Records:
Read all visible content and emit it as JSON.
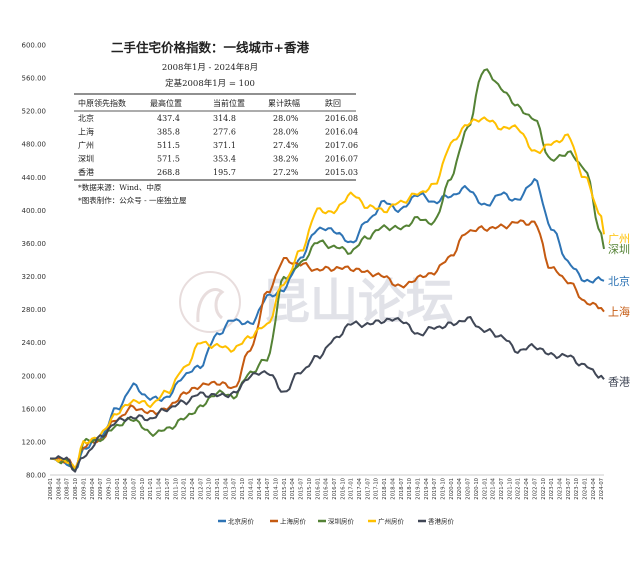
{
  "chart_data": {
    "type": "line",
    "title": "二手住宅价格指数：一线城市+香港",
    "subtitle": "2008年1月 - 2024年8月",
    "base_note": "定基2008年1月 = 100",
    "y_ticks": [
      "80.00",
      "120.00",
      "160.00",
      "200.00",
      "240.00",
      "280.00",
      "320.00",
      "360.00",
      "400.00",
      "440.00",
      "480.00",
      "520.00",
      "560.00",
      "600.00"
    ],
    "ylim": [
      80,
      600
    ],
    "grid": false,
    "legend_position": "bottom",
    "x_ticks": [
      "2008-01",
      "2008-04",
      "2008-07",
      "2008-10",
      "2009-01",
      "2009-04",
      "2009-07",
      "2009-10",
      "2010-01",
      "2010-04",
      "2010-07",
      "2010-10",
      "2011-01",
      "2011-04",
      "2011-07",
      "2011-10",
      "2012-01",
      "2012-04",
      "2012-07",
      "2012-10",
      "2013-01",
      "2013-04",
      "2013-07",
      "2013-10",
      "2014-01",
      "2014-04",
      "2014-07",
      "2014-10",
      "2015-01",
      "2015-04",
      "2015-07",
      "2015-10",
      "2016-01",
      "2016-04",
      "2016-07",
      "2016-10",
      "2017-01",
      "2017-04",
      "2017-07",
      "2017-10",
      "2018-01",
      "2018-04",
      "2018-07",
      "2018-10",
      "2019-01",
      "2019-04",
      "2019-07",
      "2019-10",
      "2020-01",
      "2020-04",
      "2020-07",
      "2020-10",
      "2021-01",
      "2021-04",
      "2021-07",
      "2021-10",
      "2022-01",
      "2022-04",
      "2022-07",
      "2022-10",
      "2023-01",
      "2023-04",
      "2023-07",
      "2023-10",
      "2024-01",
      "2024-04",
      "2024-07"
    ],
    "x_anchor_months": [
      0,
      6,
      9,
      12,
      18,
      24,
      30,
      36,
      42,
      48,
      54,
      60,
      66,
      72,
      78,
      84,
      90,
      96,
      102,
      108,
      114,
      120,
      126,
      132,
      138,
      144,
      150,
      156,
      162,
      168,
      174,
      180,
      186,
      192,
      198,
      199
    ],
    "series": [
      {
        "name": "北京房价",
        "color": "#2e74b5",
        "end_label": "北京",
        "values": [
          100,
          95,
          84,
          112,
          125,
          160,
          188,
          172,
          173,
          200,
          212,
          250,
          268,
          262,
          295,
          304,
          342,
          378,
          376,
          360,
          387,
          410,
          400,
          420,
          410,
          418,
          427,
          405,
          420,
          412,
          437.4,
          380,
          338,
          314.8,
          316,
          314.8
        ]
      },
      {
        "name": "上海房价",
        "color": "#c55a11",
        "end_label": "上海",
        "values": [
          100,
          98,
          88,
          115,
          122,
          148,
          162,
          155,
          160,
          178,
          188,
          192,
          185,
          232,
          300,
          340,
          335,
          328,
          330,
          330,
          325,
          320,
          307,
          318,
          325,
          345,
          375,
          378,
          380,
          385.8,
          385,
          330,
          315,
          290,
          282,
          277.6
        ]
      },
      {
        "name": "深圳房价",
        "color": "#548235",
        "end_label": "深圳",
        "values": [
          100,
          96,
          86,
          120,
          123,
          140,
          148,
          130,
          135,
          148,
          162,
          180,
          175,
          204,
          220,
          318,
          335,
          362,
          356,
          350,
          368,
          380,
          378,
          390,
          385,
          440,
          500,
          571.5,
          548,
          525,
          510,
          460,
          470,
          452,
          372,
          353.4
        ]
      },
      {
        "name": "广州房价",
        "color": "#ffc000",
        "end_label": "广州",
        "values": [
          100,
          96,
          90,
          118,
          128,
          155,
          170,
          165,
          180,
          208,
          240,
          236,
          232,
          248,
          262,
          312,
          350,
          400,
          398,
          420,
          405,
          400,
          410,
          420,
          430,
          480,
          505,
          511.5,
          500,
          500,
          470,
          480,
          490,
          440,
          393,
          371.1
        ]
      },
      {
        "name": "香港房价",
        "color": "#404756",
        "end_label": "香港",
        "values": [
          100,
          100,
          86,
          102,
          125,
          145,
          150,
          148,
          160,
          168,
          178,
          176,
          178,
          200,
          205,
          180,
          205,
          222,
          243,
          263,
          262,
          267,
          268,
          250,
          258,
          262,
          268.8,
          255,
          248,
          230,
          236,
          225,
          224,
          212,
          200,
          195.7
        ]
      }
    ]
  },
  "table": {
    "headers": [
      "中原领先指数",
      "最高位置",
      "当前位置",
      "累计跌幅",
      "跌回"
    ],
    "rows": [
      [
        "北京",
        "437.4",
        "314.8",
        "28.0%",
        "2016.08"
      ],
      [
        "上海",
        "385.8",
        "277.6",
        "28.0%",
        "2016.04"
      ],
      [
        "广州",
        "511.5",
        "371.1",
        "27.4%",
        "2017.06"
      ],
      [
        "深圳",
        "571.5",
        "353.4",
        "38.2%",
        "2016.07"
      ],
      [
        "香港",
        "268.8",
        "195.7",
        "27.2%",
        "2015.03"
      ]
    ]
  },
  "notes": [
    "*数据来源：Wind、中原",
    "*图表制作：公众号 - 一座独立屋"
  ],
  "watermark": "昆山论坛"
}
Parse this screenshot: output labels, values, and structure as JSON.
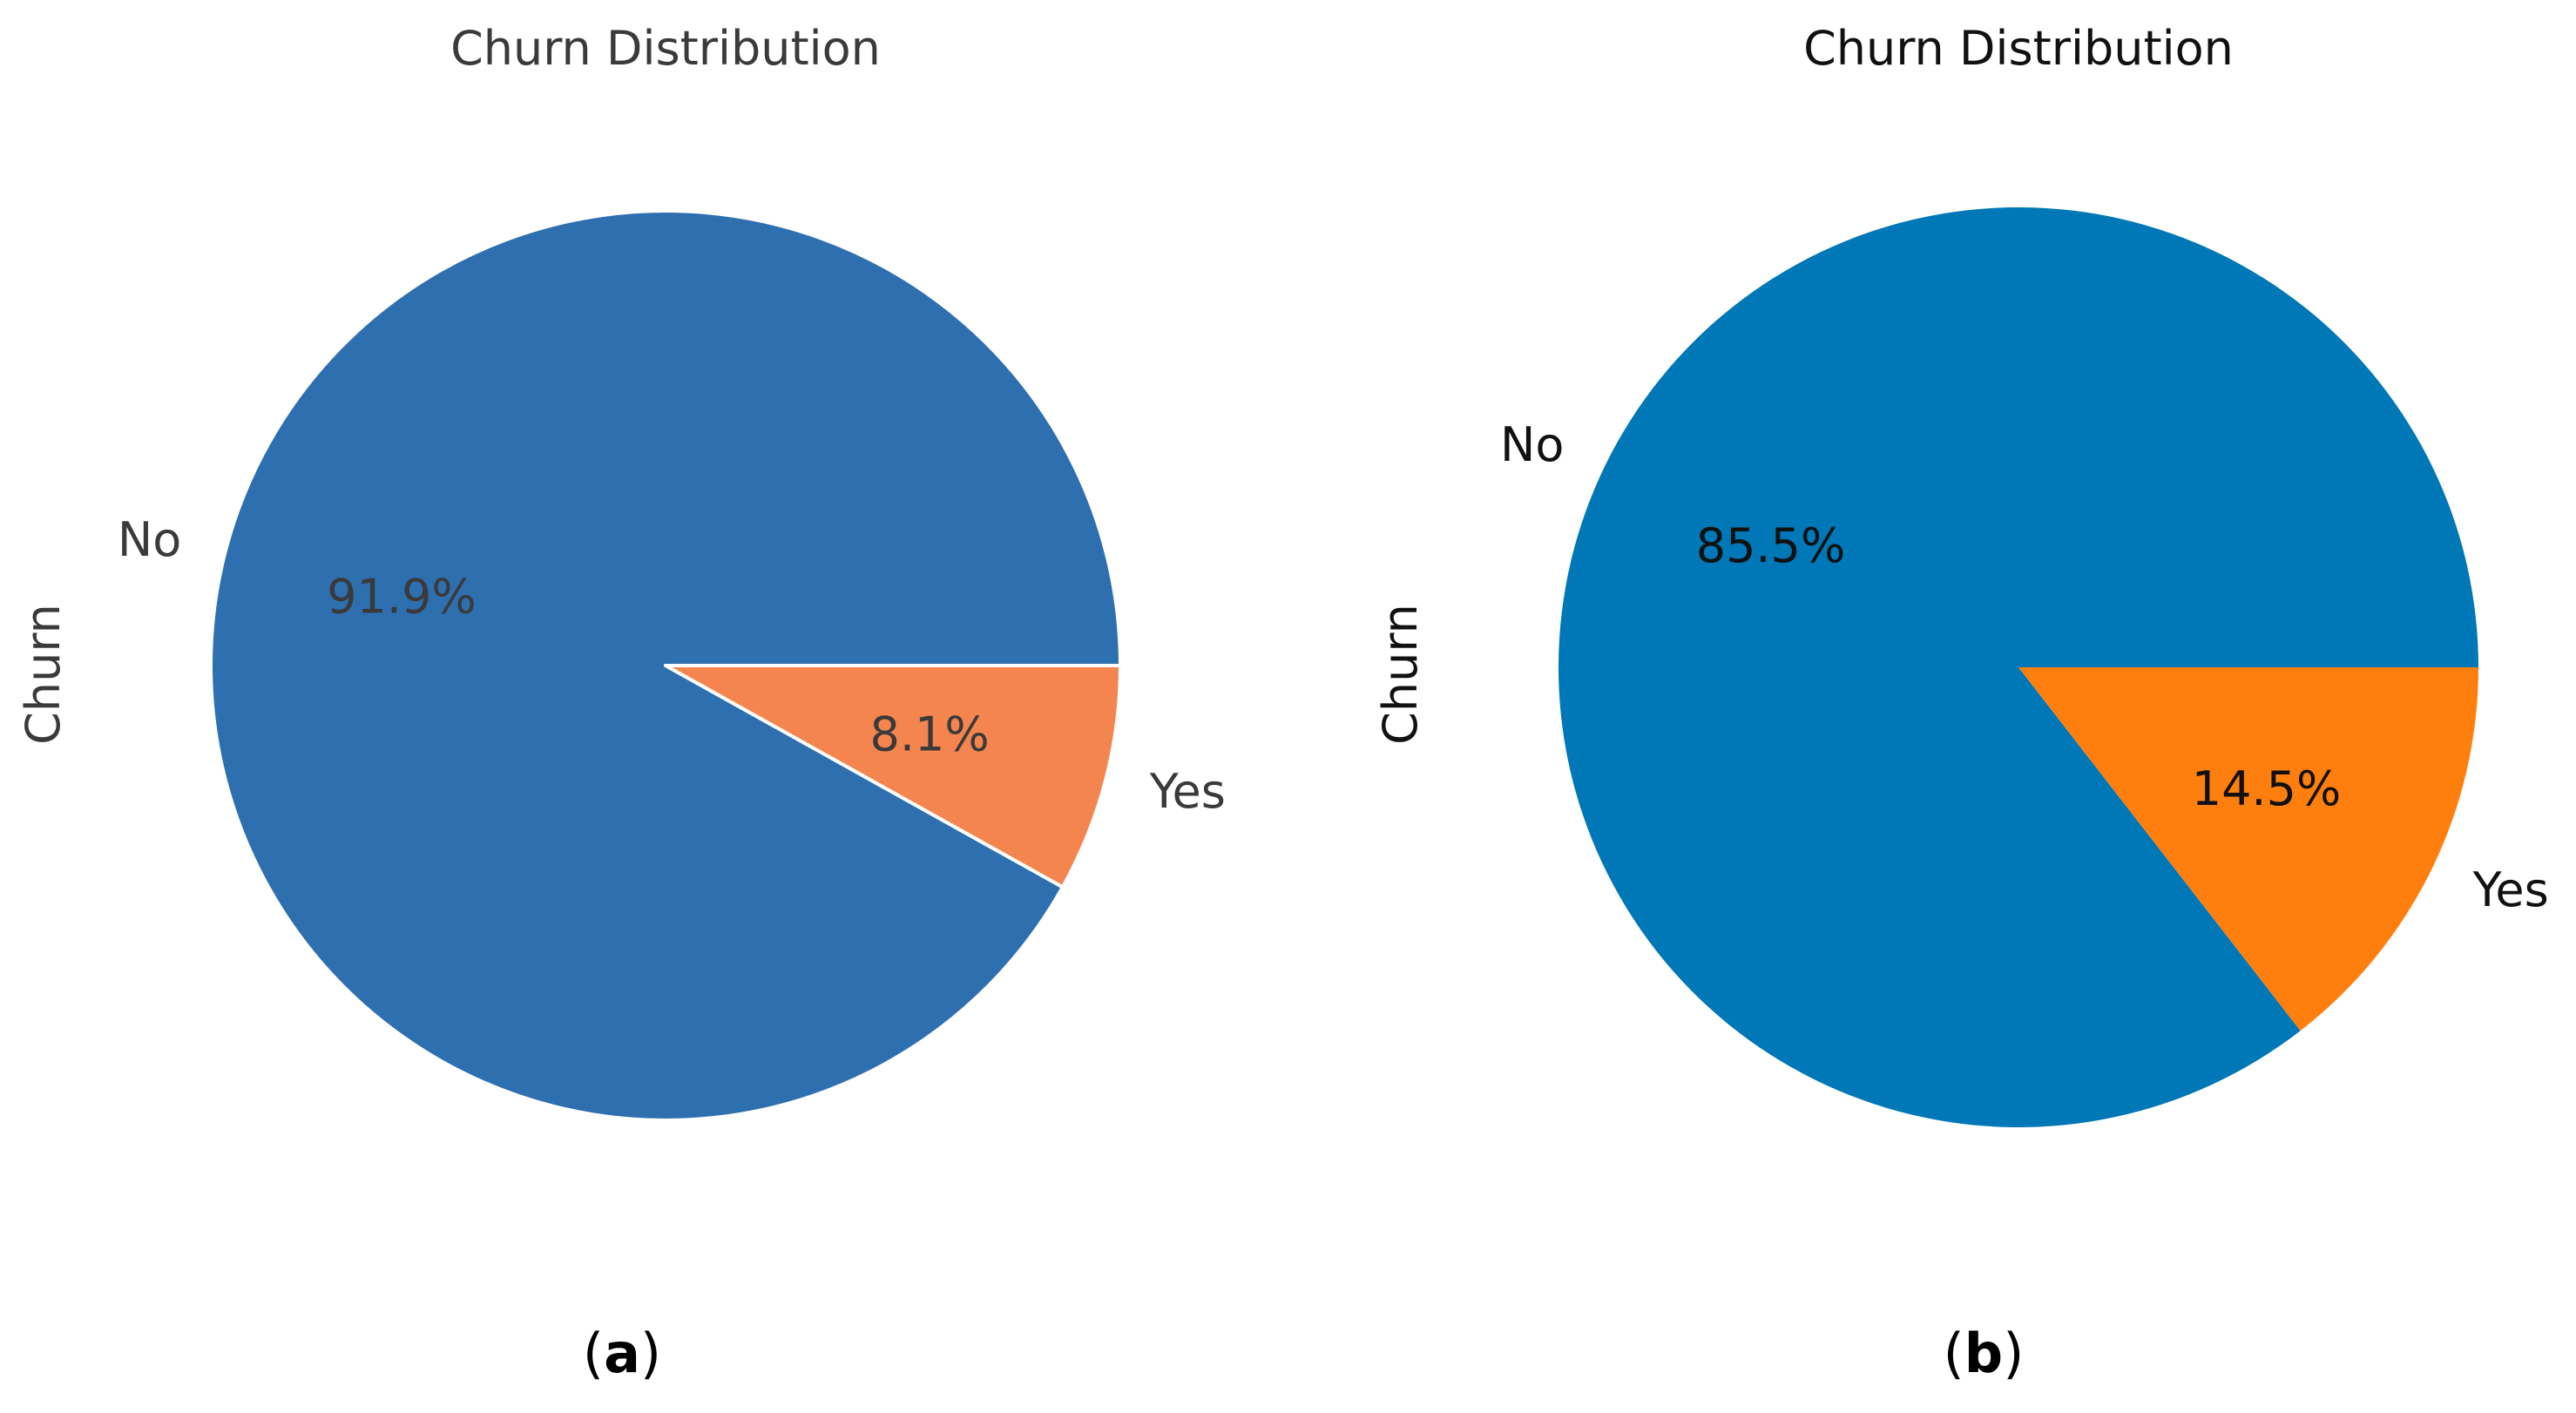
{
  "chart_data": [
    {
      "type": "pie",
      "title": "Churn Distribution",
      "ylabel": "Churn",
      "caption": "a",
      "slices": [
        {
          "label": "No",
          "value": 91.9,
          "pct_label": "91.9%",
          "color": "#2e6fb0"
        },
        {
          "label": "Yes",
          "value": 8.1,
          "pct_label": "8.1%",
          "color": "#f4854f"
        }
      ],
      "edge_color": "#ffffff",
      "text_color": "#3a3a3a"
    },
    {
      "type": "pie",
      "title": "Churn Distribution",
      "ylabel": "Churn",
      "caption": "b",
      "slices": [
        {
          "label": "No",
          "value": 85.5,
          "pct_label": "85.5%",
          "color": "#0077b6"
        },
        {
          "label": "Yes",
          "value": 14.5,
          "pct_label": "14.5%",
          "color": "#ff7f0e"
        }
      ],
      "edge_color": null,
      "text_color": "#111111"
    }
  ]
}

*Your task:*
Give the entries again word for word, but skip the pictures.

*Solution:*
Read all visible content and emit it as JSON.
{
  "chart_data": {
    "type": "line",
    "title": "二手住宅价格指数：一线城市+香港",
    "subtitle": "2008年1月 - 2024年8月",
    "base_note": "定基2008年1月 = 100",
    "y_ticks": [
      "80.00",
      "120.00",
      "160.00",
      "200.00",
      "240.00",
      "280.00",
      "320.00",
      "360.00",
      "400.00",
      "440.00",
      "480.00",
      "520.00",
      "560.00",
      "600.00"
    ],
    "ylim": [
      80,
      600
    ],
    "grid": false,
    "legend_position": "bottom",
    "x_ticks": [
      "2008-01",
      "2008-04",
      "2008-07",
      "2008-10",
      "2009-01",
      "2009-04",
      "2009-07",
      "2009-10",
      "2010-01",
      "2010-04",
      "2010-07",
      "2010-10",
      "2011-01",
      "2011-04",
      "2011-07",
      "2011-10",
      "2012-01",
      "2012-04",
      "2012-07",
      "2012-10",
      "2013-01",
      "2013-04",
      "2013-07",
      "2013-10",
      "2014-01",
      "2014-04",
      "2014-07",
      "2014-10",
      "2015-01",
      "2015-04",
      "2015-07",
      "2015-10",
      "2016-01",
      "2016-04",
      "2016-07",
      "2016-10",
      "2017-01",
      "2017-04",
      "2017-07",
      "2017-10",
      "2018-01",
      "2018-04",
      "2018-07",
      "2018-10",
      "2019-01",
      "2019-04",
      "2019-07",
      "2019-10",
      "2020-01",
      "2020-04",
      "2020-07",
      "2020-10",
      "2021-01",
      "2021-04",
      "2021-07",
      "2021-10",
      "2022-01",
      "2022-04",
      "2022-07",
      "2022-10",
      "2023-01",
      "2023-04",
      "2023-07",
      "2023-10",
      "2024-01",
      "2024-04",
      "2024-07"
    ],
    "x_anchor_months": [
      0,
      6,
      9,
      12,
      18,
      24,
      30,
      36,
      42,
      48,
      54,
      60,
      66,
      72,
      78,
      84,
      90,
      96,
      102,
      108,
      114,
      120,
      126,
      132,
      138,
      144,
      150,
      156,
      162,
      168,
      174,
      180,
      186,
      192,
      198,
      199
    ],
    "series": [
      {
        "name": "北京房价",
        "color": "#2e74b5",
        "end_label": "北京",
        "values": [
          100,
          95,
          84,
          112,
          125,
          160,
          188,
          172,
          173,
          200,
          212,
          250,
          268,
          262,
          295,
          304,
          342,
          378,
          376,
          360,
          387,
          410,
          400,
          420,
          410,
          418,
          427,
          405,
          420,
          412,
          437.4,
          380,
          338,
          314.8,
          316,
          314.8
        ]
      },
      {
        "name": "上海房价",
        "color": "#c55a11",
        "end_label": "上海",
        "values": [
          100,
          98,
          88,
          115,
          122,
          148,
          162,
          155,
          160,
          178,
          188,
          192,
          185,
          232,
          300,
          340,
          335,
          328,
          330,
          330,
          325,
          320,
          307,
          318,
          325,
          345,
          375,
          378,
          380,
          385.8,
          385,
          330,
          315,
          290,
          282,
          277.6
        ]
      },
      {
        "name": "深圳房价",
        "color": "#548235",
        "end_label": "深圳",
        "values": [
          100,
          96,
          86,
          120,
          123,
          140,
          148,
          130,
          135,
          148,
          162,
          180,
          175,
          204,
          220,
          318,
          335,
          362,
          356,
          350,
          368,
          380,
          378,
          390,
          385,
          440,
          500,
          571.5,
          548,
          525,
          510,
          460,
          470,
          452,
          372,
          353.4
        ]
      },
      {
        "name": "广州房价",
        "color": "#ffc000",
        "end_label": "广州",
        "values": [
          100,
          96,
          90,
          118,
          128,
          155,
          170,
          165,
          180,
          208,
          240,
          236,
          232,
          248,
          262,
          312,
          350,
          400,
          398,
          420,
          405,
          400,
          410,
          420,
          430,
          480,
          505,
          511.5,
          500,
          500,
          470,
          480,
          490,
          440,
          393,
          371.1
        ]
      },
      {
        "name": "香港房价",
        "color": "#404756",
        "end_label": "香港",
        "values": [
          100,
          100,
          86,
          102,
          125,
          145,
          150,
          148,
          160,
          168,
          178,
          176,
          178,
          200,
          205,
          180,
          205,
          222,
          243,
          263,
          262,
          267,
          268,
          250,
          258,
          262,
          268.8,
          255,
          248,
          230,
          236,
          225,
          224,
          212,
          200,
          195.7
        ]
      }
    ]
  },
  "table": {
    "headers": [
      "中原领先指数",
      "最高位置",
      "当前位置",
      "累计跌幅",
      "跌回"
    ],
    "rows": [
      [
        "北京",
        "437.4",
        "314.8",
        "28.0%",
        "2016.08"
      ],
      [
        "上海",
        "385.8",
        "277.6",
        "28.0%",
        "2016.04"
      ],
      [
        "广州",
        "511.5",
        "371.1",
        "27.4%",
        "2017.06"
      ],
      [
        "深圳",
        "571.5",
        "353.4",
        "38.2%",
        "2016.07"
      ],
      [
        "香港",
        "268.8",
        "195.7",
        "27.2%",
        "2015.03"
      ]
    ]
  },
  "notes": [
    "*数据来源：Wind、中原",
    "*图表制作：公众号 - 一座独立屋"
  ],
  "watermark": "昆山论坛"
}
Parse this screenshot: output labels, values, and structure as JSON.
{
  "chart_data": [
    {
      "type": "pie",
      "title": "Churn Distribution",
      "ylabel": "Churn",
      "caption": "a",
      "slices": [
        {
          "label": "No",
          "value": 91.9,
          "pct_label": "91.9%",
          "color": "#2e6fb0"
        },
        {
          "label": "Yes",
          "value": 8.1,
          "pct_label": "8.1%",
          "color": "#f4854f"
        }
      ],
      "edge_color": "#ffffff",
      "text_color": "#3a3a3a"
    },
    {
      "type": "pie",
      "title": "Churn Distribution",
      "ylabel": "Churn",
      "caption": "b",
      "slices": [
        {
          "label": "No",
          "value": 85.5,
          "pct_label": "85.5%",
          "color": "#0077b6"
        },
        {
          "label": "Yes",
          "value": 14.5,
          "pct_label": "14.5%",
          "color": "#ff7f0e"
        }
      ],
      "edge_color": null,
      "text_color": "#111111"
    }
  ]
}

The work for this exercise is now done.